From the records below, extract all the text exactly and leave the images behind.
-- START OF RECORDS TO USE --
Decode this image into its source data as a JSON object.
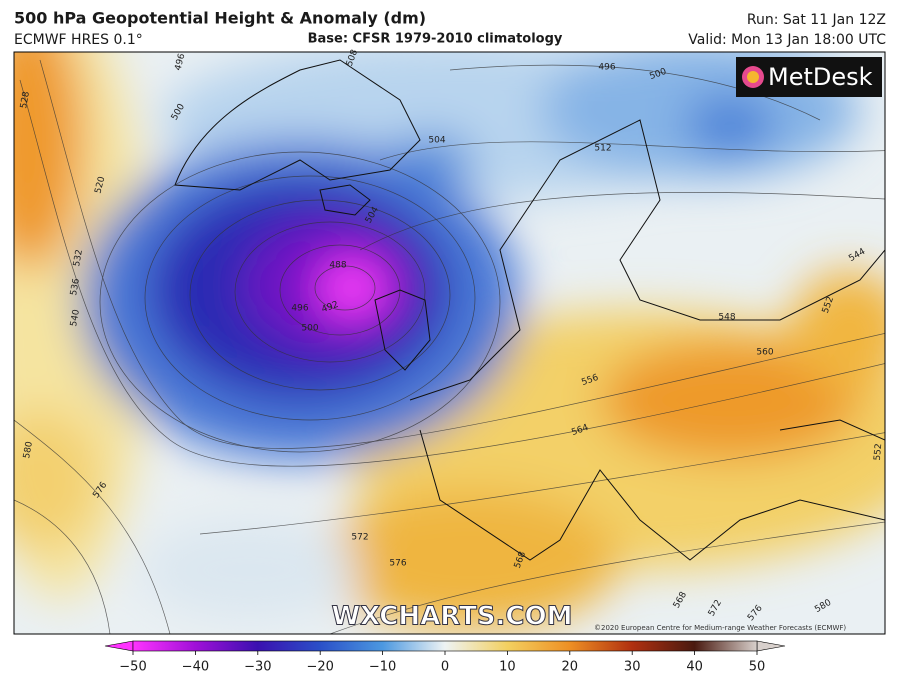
{
  "header": {
    "title": "500 hPa Geopotential Height & Anomaly (dm)",
    "model": "ECMWF HRES 0.1°",
    "base": "Base: CFSR 1979-2010 climatology",
    "run": "Run: Sat 11 Jan 12Z",
    "valid": "Valid: Mon 13 Jan 18:00 UTC"
  },
  "logo": "MetDesk",
  "watermark": "WXCHARTS.COM",
  "copyright": "©2020 European Centre for Medium-range Weather Forecasts (ECMWF)",
  "contour_labels": [
    528,
    520,
    532,
    536,
    540,
    580,
    576,
    496,
    500,
    508,
    504,
    496,
    500,
    512,
    488,
    492,
    496,
    500,
    504,
    548,
    544,
    552,
    560,
    556,
    564,
    572,
    576,
    568,
    552,
    568,
    572,
    576,
    580
  ],
  "colorbar": {
    "ticks": [
      {
        "value": -50,
        "label": "−50"
      },
      {
        "value": -40,
        "label": "−40"
      },
      {
        "value": -30,
        "label": "−30"
      },
      {
        "value": -20,
        "label": "−20"
      },
      {
        "value": -10,
        "label": "−10"
      },
      0,
      10,
      20,
      30,
      40,
      50
    ],
    "colors": [
      "#ff33ff",
      "#a010d8",
      "#3a10b0",
      "#2a50c8",
      "#4c98e0",
      "#eef3f4",
      "#f3d060",
      "#ee8f24",
      "#b03010",
      "#4a1a10",
      "#d8d0cc"
    ]
  }
}
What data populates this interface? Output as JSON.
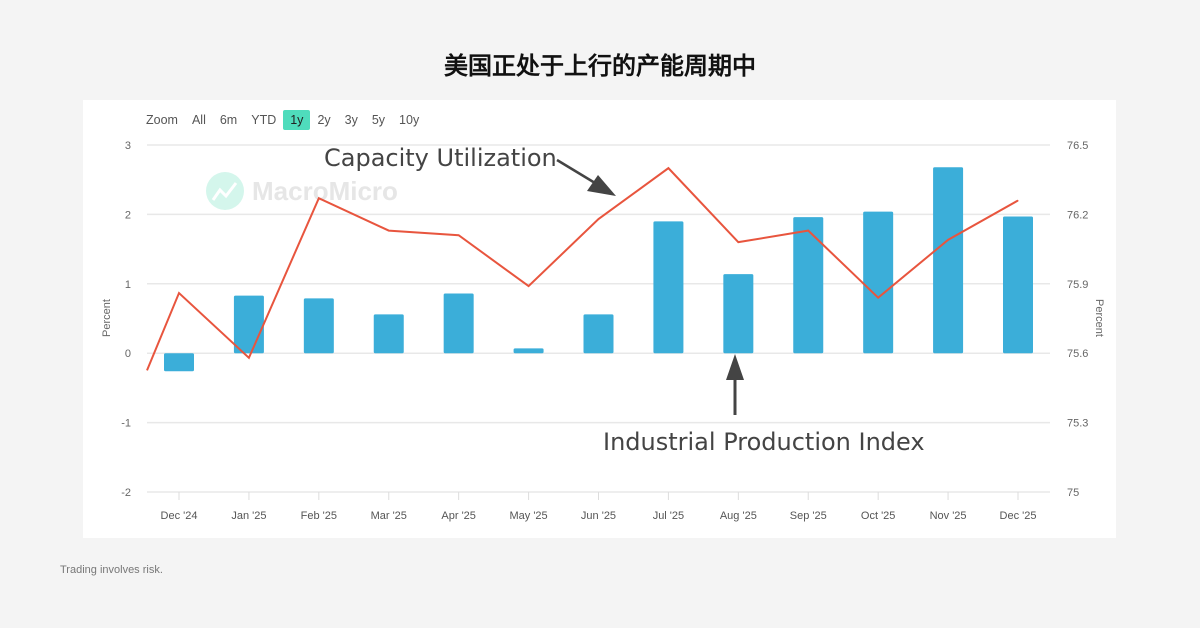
{
  "title": "美国正处于上行的产能周期中",
  "footer": "Trading involves risk.",
  "zoom": {
    "label": "Zoom",
    "options": [
      "All",
      "6m",
      "YTD",
      "1y",
      "2y",
      "3y",
      "5y",
      "10y"
    ],
    "active": "1y"
  },
  "watermark": "MacroMicro",
  "colors": {
    "bar": "#3baed9",
    "line": "#e8553e",
    "accent": "#4fdcbc",
    "background": "#f4f4f4"
  },
  "chart_data": {
    "type": "bar+line",
    "categories": [
      "Dec '24",
      "Jan '25",
      "Feb '25",
      "Mar '25",
      "Apr '25",
      "May '25",
      "Jun '25",
      "Jul '25",
      "Aug '25",
      "Sep '25",
      "Oct '25",
      "Nov '25",
      "Dec '25"
    ],
    "series": [
      {
        "name": "Industrial Production Index",
        "type": "bar",
        "axis": "left",
        "values": [
          -0.26,
          0.83,
          0.79,
          0.56,
          0.86,
          0.07,
          0.56,
          1.9,
          1.14,
          1.96,
          2.04,
          2.68,
          1.97
        ]
      },
      {
        "name": "Capacity Utilization",
        "type": "line",
        "axis": "right",
        "prior_value": 75.13,
        "values": [
          75.86,
          75.58,
          76.27,
          76.13,
          76.11,
          75.89,
          76.18,
          76.4,
          76.08,
          76.13,
          75.84,
          76.09,
          76.26
        ]
      }
    ],
    "left_axis": {
      "label": "Percent",
      "ticks": [
        "3",
        "2",
        "1",
        "0",
        "-1",
        "-2"
      ],
      "range": [
        -2,
        3
      ]
    },
    "right_axis": {
      "label": "Percent",
      "ticks": [
        "76.5",
        "76.2",
        "75.9",
        "75.6",
        "75.3",
        "75"
      ],
      "range": [
        75,
        76.5
      ]
    },
    "grid": true,
    "annotations": [
      "Capacity Utilization",
      "Industrial Production Index"
    ]
  }
}
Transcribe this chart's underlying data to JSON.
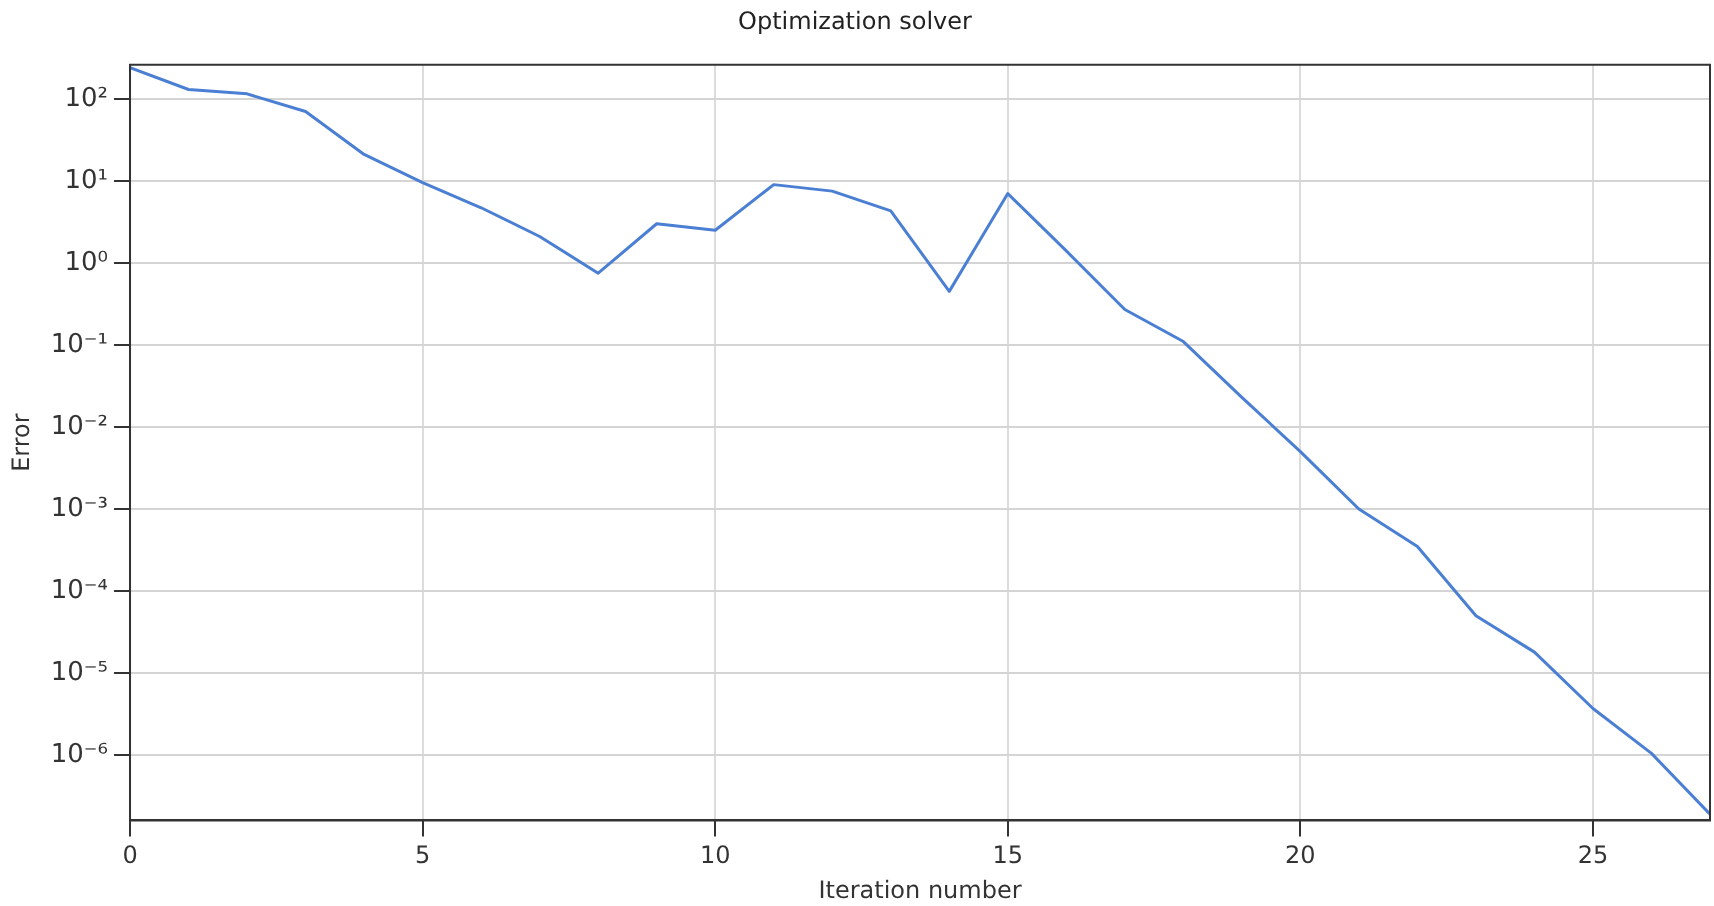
{
  "chart_data": {
    "type": "line",
    "title": "Optimization solver",
    "xlabel": "Iteration number",
    "ylabel": "Error",
    "x": [
      0,
      1,
      2,
      3,
      4,
      5,
      6,
      7,
      8,
      9,
      10,
      11,
      12,
      13,
      14,
      15,
      16,
      17,
      18,
      19,
      20,
      21,
      22,
      23,
      24,
      25,
      26,
      27
    ],
    "series": [
      {
        "color": "#4a7fd4",
        "values": [
          240,
          130,
          115,
          70,
          21,
          9.5,
          4.7,
          2.1,
          0.75,
          3,
          2.5,
          9,
          7.5,
          4.3,
          0.45,
          7,
          1.4,
          0.27,
          0.11,
          0.023,
          0.005,
          0.001,
          0.00035,
          5e-05,
          1.8e-05,
          3.7e-06,
          1.05e-06,
          1.9e-07
        ]
      }
    ],
    "log": "y",
    "xlim": [
      0,
      27
    ],
    "xticks": [
      0,
      5,
      10,
      15,
      20,
      25
    ],
    "ylim": [
      1.6e-07,
      260
    ],
    "yticks": [
      {
        "value": 1e-06,
        "label": "10⁻⁶"
      },
      {
        "value": 1e-05,
        "label": "10⁻⁵"
      },
      {
        "value": 0.0001,
        "label": "10⁻⁴"
      },
      {
        "value": 0.001,
        "label": "10⁻³"
      },
      {
        "value": 0.01,
        "label": "10⁻²"
      },
      {
        "value": 0.1,
        "label": "10⁻¹"
      },
      {
        "value": 1,
        "label": "10⁰"
      },
      {
        "value": 10,
        "label": "10¹"
      },
      {
        "value": 100,
        "label": "10²"
      }
    ],
    "grid": true,
    "marker": "none",
    "line_style": "solid"
  }
}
-- END OF RECORDS TO USE --
> [EXERCISE SOLUTION]
Decode this image into its source data as a JSON object.
{
  "header": {
    "title": "500 hPa Geopotential Height & Anomaly (dm)",
    "model": "ECMWF HRES 0.1°",
    "base": "Base: CFSR 1979-2010 climatology",
    "run": "Run: Sat 11 Jan 12Z",
    "valid": "Valid: Mon 13 Jan 18:00 UTC"
  },
  "logo": "MetDesk",
  "watermark": "WXCHARTS.COM",
  "copyright": "©2020 European Centre for Medium-range Weather Forecasts (ECMWF)",
  "contour_labels": [
    528,
    520,
    532,
    536,
    540,
    580,
    576,
    496,
    500,
    508,
    504,
    496,
    500,
    512,
    488,
    492,
    496,
    500,
    504,
    548,
    544,
    552,
    560,
    556,
    564,
    572,
    576,
    568,
    552,
    568,
    572,
    576,
    580
  ],
  "colorbar": {
    "ticks": [
      {
        "value": -50,
        "label": "−50"
      },
      {
        "value": -40,
        "label": "−40"
      },
      {
        "value": -30,
        "label": "−30"
      },
      {
        "value": -20,
        "label": "−20"
      },
      {
        "value": -10,
        "label": "−10"
      },
      0,
      10,
      20,
      30,
      40,
      50
    ],
    "colors": [
      "#ff33ff",
      "#a010d8",
      "#3a10b0",
      "#2a50c8",
      "#4c98e0",
      "#eef3f4",
      "#f3d060",
      "#ee8f24",
      "#b03010",
      "#4a1a10",
      "#d8d0cc"
    ]
  }
}
What data populates this interface? Output as JSON.
{
  "title": "美国正处于上行的产能周期中",
  "footer": "Trading involves risk.",
  "zoom": {
    "label": "Zoom",
    "options": [
      "All",
      "6m",
      "YTD",
      "1y",
      "2y",
      "3y",
      "5y",
      "10y"
    ],
    "active": "1y"
  },
  "watermark": "MacroMicro",
  "colors": {
    "bar": "#3baed9",
    "line": "#e8553e",
    "accent": "#4fdcbc",
    "background": "#f4f4f4"
  },
  "chart_data": {
    "type": "bar+line",
    "categories": [
      "Dec '24",
      "Jan '25",
      "Feb '25",
      "Mar '25",
      "Apr '25",
      "May '25",
      "Jun '25",
      "Jul '25",
      "Aug '25",
      "Sep '25",
      "Oct '25",
      "Nov '25",
      "Dec '25"
    ],
    "series": [
      {
        "name": "Industrial Production Index",
        "type": "bar",
        "axis": "left",
        "values": [
          -0.26,
          0.83,
          0.79,
          0.56,
          0.86,
          0.07,
          0.56,
          1.9,
          1.14,
          1.96,
          2.04,
          2.68,
          1.97
        ]
      },
      {
        "name": "Capacity Utilization",
        "type": "line",
        "axis": "right",
        "prior_value": 75.13,
        "values": [
          75.86,
          75.58,
          76.27,
          76.13,
          76.11,
          75.89,
          76.18,
          76.4,
          76.08,
          76.13,
          75.84,
          76.09,
          76.26
        ]
      }
    ],
    "left_axis": {
      "label": "Percent",
      "ticks": [
        "3",
        "2",
        "1",
        "0",
        "-1",
        "-2"
      ],
      "range": [
        -2,
        3
      ]
    },
    "right_axis": {
      "label": "Percent",
      "ticks": [
        "76.5",
        "76.2",
        "75.9",
        "75.6",
        "75.3",
        "75"
      ],
      "range": [
        75,
        76.5
      ]
    },
    "grid": true,
    "annotations": [
      "Capacity Utilization",
      "Industrial Production Index"
    ]
  }
}
Transcribe this chart's underlying data to JSON.
{
  "chart_data": {
    "type": "line",
    "title": "Optimization solver",
    "xlabel": "Iteration number",
    "ylabel": "Error",
    "x": [
      0,
      1,
      2,
      3,
      4,
      5,
      6,
      7,
      8,
      9,
      10,
      11,
      12,
      13,
      14,
      15,
      16,
      17,
      18,
      19,
      20,
      21,
      22,
      23,
      24,
      25,
      26,
      27
    ],
    "series": [
      {
        "color": "#4a7fd4",
        "values": [
          240,
          130,
          115,
          70,
          21,
          9.5,
          4.7,
          2.1,
          0.75,
          3,
          2.5,
          9,
          7.5,
          4.3,
          0.45,
          7,
          1.4,
          0.27,
          0.11,
          0.023,
          0.005,
          0.001,
          0.00035,
          5e-05,
          1.8e-05,
          3.7e-06,
          1.05e-06,
          1.9e-07
        ]
      }
    ],
    "log": "y",
    "xlim": [
      0,
      27
    ],
    "xticks": [
      0,
      5,
      10,
      15,
      20,
      25
    ],
    "ylim": [
      1.6e-07,
      260
    ],
    "yticks": [
      {
        "value": 1e-06,
        "label": "10⁻⁶"
      },
      {
        "value": 1e-05,
        "label": "10⁻⁵"
      },
      {
        "value": 0.0001,
        "label": "10⁻⁴"
      },
      {
        "value": 0.001,
        "label": "10⁻³"
      },
      {
        "value": 0.01,
        "label": "10⁻²"
      },
      {
        "value": 0.1,
        "label": "10⁻¹"
      },
      {
        "value": 1,
        "label": "10⁰"
      },
      {
        "value": 10,
        "label": "10¹"
      },
      {
        "value": 100,
        "label": "10²"
      }
    ],
    "grid": true,
    "marker": "none",
    "line_style": "solid"
  }
}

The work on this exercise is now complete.